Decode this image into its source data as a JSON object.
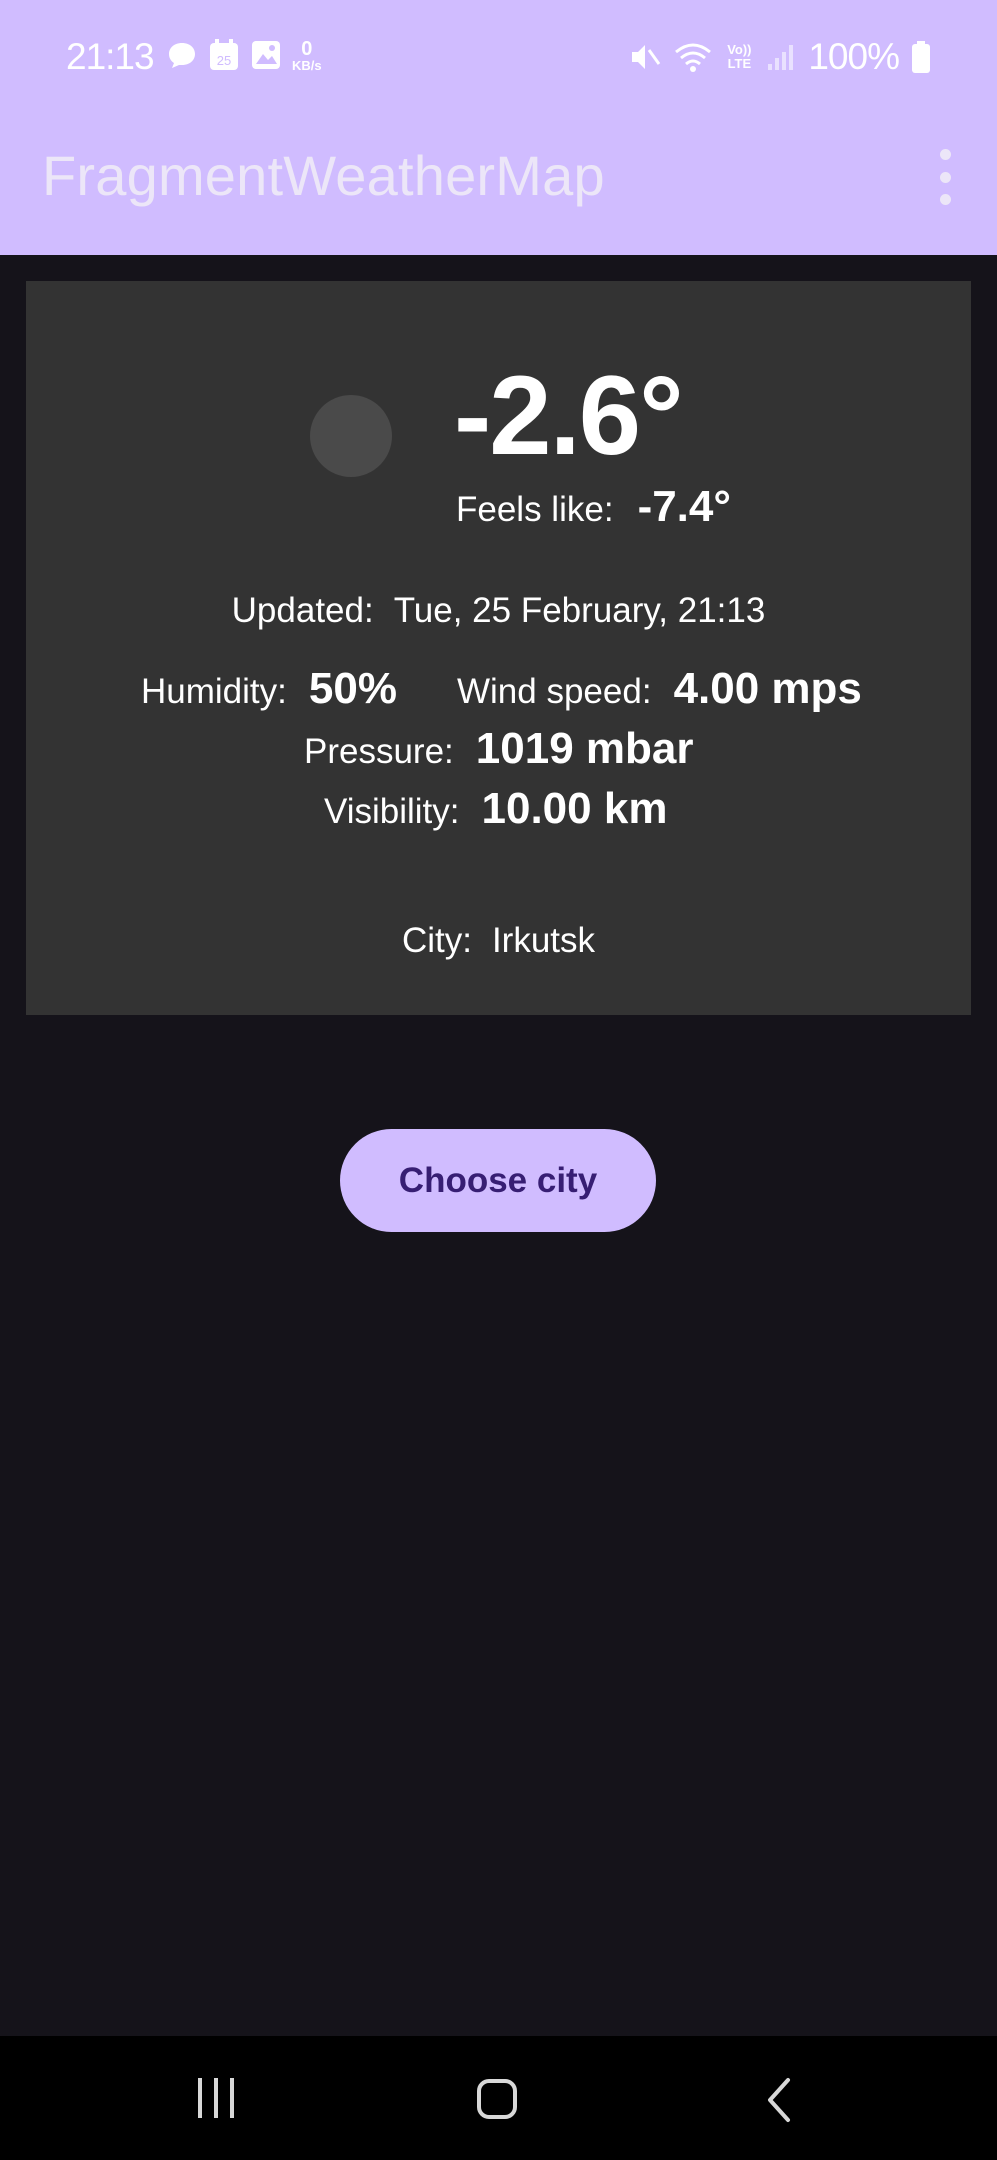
{
  "status_bar": {
    "time": "21:13",
    "notification_icons": [
      "chat-bubble-icon",
      "calendar-icon",
      "image-icon"
    ],
    "calendar_day": "25",
    "net_speed_value": "0",
    "net_speed_unit": "KB/s",
    "right_icons": [
      "mute-vibrate-icon",
      "wifi-icon",
      "volte-icon",
      "signal-icon",
      "battery-icon"
    ],
    "volte_label": "Vo)) LTE",
    "battery": "100%"
  },
  "app_bar": {
    "title": "FragmentWeatherMap",
    "menu_icon": "more-vert-icon"
  },
  "weather": {
    "temperature": "-2.6°",
    "feels_like_label": "Feels like:",
    "feels_like_value": "-7.4°",
    "updated_label": "Updated:",
    "updated_value": "Tue, 25 February, 21:13",
    "humidity_label": "Humidity:",
    "humidity_value": "50%",
    "wind_label": "Wind speed:",
    "wind_value": "4.00 mps",
    "pressure_label": "Pressure:",
    "pressure_value": "1019 mbar",
    "visibility_label": "Visibility:",
    "visibility_value": "10.00 km",
    "city_label": "City:",
    "city_value": "Irkutsk"
  },
  "actions": {
    "choose_city": "Choose city"
  },
  "nav_bar": {
    "icons": [
      "recent-apps-icon",
      "home-icon",
      "back-icon"
    ]
  },
  "colors": {
    "accent": "#d0bcff",
    "background": "#15131a",
    "card": "#333333",
    "button_text": "#371e73"
  }
}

◆ ◆ ◆ ◆

Skip the pictures, then retype every line above exactly.

The output:
Decode this image into its source data as a JSON object.
{
  "status_bar": {
    "time": "21:13",
    "notification_icons": [
      "chat-bubble-icon",
      "calendar-icon",
      "image-icon"
    ],
    "calendar_day": "25",
    "net_speed_value": "0",
    "net_speed_unit": "KB/s",
    "right_icons": [
      "mute-vibrate-icon",
      "wifi-icon",
      "volte-icon",
      "signal-icon",
      "battery-icon"
    ],
    "volte_label": "Vo)) LTE",
    "battery": "100%"
  },
  "app_bar": {
    "title": "FragmentWeatherMap",
    "menu_icon": "more-vert-icon"
  },
  "weather": {
    "temperature": "-2.6°",
    "feels_like_label": "Feels like:",
    "feels_like_value": "-7.4°",
    "updated_label": "Updated:",
    "updated_value": "Tue, 25 February, 21:13",
    "humidity_label": "Humidity:",
    "humidity_value": "50%",
    "wind_label": "Wind speed:",
    "wind_value": "4.00 mps",
    "pressure_label": "Pressure:",
    "pressure_value": "1019 mbar",
    "visibility_label": "Visibility:",
    "visibility_value": "10.00 km",
    "city_label": "City:",
    "city_value": "Irkutsk"
  },
  "actions": {
    "choose_city": "Choose city"
  },
  "nav_bar": {
    "icons": [
      "recent-apps-icon",
      "home-icon",
      "back-icon"
    ]
  },
  "colors": {
    "accent": "#d0bcff",
    "background": "#15131a",
    "card": "#333333",
    "button_text": "#371e73"
  }
}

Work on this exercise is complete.